Directions
Output nothing but the number of lines that include the word "вверх".

Data entries:

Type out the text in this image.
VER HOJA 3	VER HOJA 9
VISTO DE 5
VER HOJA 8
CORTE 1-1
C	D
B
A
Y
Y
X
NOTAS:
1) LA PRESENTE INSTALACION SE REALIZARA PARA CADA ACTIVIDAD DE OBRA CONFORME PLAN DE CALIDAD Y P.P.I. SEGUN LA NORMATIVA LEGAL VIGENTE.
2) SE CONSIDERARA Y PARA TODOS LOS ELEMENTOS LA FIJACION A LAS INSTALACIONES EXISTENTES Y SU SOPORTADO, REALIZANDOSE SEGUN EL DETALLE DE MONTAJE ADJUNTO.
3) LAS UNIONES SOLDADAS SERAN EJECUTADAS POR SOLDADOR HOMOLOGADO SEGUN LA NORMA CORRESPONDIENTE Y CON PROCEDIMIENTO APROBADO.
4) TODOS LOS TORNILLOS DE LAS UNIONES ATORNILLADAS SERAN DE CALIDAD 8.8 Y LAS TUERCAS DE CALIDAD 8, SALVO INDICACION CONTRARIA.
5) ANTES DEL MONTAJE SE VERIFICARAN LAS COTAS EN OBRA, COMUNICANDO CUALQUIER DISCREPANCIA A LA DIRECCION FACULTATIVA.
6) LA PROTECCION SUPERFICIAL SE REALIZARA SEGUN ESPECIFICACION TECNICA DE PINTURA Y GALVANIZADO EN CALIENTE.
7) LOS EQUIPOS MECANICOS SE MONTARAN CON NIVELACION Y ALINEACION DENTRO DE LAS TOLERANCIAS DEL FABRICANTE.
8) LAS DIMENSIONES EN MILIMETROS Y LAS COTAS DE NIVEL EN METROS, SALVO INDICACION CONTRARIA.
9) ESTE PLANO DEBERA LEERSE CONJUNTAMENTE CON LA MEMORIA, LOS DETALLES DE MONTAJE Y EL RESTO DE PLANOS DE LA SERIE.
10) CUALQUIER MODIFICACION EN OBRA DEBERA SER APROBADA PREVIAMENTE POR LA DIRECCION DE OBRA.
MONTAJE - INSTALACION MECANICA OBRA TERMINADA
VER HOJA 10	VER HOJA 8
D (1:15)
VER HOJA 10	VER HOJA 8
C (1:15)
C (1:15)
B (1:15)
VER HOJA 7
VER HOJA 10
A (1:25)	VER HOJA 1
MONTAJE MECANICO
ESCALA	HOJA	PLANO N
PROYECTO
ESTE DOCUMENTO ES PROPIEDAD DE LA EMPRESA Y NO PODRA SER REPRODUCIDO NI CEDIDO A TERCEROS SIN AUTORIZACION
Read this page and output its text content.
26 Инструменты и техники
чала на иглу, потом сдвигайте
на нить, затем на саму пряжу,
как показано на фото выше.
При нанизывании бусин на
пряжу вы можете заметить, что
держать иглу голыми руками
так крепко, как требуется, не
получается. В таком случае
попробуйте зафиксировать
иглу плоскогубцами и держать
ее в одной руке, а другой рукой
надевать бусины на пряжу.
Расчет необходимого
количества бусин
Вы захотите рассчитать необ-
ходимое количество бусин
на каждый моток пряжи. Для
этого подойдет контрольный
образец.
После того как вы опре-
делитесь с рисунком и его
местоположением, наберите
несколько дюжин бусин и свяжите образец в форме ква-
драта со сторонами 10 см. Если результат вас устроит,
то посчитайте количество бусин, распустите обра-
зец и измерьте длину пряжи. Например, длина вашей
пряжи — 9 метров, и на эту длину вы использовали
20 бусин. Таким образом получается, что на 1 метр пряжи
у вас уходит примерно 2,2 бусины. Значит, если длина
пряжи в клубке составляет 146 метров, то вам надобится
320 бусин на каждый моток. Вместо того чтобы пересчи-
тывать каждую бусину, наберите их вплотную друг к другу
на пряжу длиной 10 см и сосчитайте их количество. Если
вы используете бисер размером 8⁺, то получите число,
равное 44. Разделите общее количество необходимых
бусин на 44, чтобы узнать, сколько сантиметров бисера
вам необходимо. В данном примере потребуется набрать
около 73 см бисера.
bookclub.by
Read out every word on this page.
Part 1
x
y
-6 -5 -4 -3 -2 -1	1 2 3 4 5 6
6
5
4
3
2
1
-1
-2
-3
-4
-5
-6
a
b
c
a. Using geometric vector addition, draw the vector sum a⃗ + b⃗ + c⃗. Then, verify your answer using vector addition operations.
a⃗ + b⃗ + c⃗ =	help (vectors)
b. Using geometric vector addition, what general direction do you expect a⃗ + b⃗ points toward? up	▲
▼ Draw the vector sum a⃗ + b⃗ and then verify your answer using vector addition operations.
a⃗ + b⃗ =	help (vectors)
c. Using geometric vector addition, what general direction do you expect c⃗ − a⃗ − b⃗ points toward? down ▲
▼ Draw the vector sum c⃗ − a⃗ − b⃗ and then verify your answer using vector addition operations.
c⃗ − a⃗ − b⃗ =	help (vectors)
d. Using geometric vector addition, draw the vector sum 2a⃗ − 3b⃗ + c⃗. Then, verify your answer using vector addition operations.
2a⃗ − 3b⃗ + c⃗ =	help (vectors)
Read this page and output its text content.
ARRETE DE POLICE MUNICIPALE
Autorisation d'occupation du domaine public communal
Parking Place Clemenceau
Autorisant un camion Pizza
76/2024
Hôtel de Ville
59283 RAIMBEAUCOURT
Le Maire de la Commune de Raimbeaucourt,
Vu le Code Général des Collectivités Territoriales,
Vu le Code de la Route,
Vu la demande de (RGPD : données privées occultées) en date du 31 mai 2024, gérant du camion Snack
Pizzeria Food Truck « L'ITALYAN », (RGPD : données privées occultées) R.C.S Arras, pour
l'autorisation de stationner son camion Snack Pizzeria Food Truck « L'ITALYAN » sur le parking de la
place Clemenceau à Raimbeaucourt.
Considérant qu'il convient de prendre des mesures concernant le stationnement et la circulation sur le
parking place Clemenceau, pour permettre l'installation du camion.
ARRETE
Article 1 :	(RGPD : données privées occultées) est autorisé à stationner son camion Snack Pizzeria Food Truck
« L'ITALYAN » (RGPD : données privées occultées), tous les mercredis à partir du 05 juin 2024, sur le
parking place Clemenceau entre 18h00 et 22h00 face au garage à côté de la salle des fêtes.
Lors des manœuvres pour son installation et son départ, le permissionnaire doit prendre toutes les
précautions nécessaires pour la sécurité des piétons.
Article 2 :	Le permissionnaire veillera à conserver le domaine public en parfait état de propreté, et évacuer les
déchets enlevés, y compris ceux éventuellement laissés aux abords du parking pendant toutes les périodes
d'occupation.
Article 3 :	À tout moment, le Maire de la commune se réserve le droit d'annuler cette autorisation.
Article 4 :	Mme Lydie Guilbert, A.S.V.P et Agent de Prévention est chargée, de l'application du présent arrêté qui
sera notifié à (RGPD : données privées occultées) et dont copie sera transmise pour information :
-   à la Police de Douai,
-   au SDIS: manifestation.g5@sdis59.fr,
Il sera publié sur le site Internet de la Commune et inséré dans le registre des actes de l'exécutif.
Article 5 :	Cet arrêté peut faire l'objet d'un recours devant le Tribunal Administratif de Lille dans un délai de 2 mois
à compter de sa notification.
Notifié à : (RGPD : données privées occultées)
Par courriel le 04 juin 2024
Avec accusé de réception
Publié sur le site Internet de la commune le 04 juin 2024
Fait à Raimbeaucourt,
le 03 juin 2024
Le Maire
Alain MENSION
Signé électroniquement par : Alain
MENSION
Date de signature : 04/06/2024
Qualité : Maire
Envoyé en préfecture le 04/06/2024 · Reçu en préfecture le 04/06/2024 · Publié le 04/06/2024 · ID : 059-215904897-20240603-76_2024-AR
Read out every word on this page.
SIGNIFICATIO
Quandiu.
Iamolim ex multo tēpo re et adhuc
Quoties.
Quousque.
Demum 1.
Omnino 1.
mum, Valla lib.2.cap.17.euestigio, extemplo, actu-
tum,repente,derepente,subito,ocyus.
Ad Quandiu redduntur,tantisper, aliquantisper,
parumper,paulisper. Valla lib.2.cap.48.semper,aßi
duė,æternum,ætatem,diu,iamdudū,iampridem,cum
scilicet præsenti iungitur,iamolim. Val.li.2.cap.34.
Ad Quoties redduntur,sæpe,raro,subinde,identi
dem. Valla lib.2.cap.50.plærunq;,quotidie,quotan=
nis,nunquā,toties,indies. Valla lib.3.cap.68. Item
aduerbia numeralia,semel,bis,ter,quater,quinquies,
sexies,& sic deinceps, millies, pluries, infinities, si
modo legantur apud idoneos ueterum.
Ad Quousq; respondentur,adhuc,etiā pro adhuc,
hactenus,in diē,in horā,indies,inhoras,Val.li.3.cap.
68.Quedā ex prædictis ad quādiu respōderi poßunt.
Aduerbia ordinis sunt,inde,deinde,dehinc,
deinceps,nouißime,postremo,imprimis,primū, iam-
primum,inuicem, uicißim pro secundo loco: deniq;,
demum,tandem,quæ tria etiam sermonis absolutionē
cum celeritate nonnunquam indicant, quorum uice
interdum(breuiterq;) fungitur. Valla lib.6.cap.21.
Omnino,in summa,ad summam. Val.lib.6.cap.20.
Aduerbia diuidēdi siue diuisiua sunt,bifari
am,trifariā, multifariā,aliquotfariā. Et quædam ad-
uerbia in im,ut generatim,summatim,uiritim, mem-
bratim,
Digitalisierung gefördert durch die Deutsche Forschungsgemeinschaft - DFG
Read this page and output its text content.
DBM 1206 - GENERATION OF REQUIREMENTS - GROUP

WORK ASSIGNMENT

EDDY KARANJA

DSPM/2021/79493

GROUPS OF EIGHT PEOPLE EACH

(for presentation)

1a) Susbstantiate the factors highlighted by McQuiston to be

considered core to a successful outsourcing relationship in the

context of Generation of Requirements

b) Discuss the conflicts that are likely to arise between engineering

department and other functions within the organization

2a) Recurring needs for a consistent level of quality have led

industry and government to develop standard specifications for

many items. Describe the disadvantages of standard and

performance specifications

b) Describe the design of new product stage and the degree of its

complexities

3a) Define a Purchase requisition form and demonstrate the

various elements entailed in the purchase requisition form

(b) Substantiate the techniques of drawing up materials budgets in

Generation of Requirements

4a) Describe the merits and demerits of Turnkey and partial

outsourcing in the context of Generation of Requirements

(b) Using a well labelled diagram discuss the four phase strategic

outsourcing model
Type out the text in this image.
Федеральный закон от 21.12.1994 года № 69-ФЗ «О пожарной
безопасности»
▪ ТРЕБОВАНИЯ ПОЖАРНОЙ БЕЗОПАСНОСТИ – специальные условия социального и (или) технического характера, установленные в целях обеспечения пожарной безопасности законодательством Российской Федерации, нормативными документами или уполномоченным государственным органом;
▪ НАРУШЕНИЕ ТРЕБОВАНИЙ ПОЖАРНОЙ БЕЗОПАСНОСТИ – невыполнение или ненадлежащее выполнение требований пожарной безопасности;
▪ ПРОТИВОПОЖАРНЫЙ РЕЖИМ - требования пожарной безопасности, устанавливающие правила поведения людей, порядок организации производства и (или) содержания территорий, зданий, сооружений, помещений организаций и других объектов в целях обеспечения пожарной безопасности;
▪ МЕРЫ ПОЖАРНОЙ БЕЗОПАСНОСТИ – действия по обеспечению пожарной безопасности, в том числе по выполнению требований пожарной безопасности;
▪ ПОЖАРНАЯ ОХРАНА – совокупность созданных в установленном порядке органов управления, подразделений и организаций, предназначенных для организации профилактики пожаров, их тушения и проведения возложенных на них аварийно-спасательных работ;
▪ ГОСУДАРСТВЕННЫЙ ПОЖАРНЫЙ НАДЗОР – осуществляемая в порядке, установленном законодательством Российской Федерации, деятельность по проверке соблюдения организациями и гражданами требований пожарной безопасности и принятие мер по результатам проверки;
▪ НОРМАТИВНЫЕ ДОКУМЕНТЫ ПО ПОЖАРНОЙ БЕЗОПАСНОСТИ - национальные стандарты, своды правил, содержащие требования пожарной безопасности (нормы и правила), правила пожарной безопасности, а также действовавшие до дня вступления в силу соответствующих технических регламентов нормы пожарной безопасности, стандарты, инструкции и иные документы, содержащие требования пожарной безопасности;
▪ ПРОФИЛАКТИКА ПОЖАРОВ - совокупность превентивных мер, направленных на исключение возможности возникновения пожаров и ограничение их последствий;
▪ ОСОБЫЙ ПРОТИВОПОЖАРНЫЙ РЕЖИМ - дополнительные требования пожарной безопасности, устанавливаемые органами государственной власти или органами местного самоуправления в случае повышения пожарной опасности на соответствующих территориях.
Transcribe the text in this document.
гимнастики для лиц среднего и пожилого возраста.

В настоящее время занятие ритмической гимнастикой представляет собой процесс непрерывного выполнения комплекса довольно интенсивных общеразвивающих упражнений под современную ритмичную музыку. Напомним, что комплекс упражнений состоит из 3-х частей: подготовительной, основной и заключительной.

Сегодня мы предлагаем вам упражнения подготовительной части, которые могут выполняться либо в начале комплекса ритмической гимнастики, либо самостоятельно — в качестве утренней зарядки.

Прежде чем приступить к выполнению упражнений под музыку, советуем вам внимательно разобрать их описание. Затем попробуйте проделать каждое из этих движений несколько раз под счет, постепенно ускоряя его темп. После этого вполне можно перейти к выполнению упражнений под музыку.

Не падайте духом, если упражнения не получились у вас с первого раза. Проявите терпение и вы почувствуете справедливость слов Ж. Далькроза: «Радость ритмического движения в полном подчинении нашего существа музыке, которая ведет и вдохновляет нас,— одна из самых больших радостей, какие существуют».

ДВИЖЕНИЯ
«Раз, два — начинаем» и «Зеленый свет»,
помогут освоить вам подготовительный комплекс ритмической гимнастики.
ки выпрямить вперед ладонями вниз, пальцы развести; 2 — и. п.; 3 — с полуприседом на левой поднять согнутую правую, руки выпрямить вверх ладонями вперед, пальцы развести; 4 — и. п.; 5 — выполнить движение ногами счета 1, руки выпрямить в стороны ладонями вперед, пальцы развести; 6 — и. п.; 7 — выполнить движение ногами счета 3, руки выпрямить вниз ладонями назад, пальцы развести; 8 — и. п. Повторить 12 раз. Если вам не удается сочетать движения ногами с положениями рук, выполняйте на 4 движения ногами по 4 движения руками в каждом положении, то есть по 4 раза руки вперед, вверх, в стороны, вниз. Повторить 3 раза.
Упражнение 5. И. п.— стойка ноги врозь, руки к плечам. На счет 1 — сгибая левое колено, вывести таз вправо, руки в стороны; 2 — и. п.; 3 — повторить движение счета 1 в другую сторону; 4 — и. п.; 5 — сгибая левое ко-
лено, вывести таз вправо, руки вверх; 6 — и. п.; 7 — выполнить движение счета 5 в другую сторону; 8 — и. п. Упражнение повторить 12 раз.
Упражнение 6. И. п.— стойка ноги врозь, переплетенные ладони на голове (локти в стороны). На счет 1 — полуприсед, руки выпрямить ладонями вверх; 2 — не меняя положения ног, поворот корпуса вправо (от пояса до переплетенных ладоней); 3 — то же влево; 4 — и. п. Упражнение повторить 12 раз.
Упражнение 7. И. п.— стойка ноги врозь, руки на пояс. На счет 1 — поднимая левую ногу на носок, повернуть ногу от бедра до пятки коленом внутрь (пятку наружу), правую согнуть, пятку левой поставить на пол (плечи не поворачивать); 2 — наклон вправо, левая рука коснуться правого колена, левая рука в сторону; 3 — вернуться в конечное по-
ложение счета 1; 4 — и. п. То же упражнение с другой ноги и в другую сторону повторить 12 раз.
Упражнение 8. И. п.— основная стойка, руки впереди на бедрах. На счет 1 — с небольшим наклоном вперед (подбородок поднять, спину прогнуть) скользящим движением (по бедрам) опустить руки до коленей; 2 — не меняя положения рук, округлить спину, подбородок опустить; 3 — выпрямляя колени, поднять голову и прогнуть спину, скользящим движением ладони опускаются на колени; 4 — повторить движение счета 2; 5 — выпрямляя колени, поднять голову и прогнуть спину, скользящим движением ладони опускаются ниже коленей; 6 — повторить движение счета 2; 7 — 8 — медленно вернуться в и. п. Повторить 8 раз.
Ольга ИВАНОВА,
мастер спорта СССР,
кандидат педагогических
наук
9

Solution
3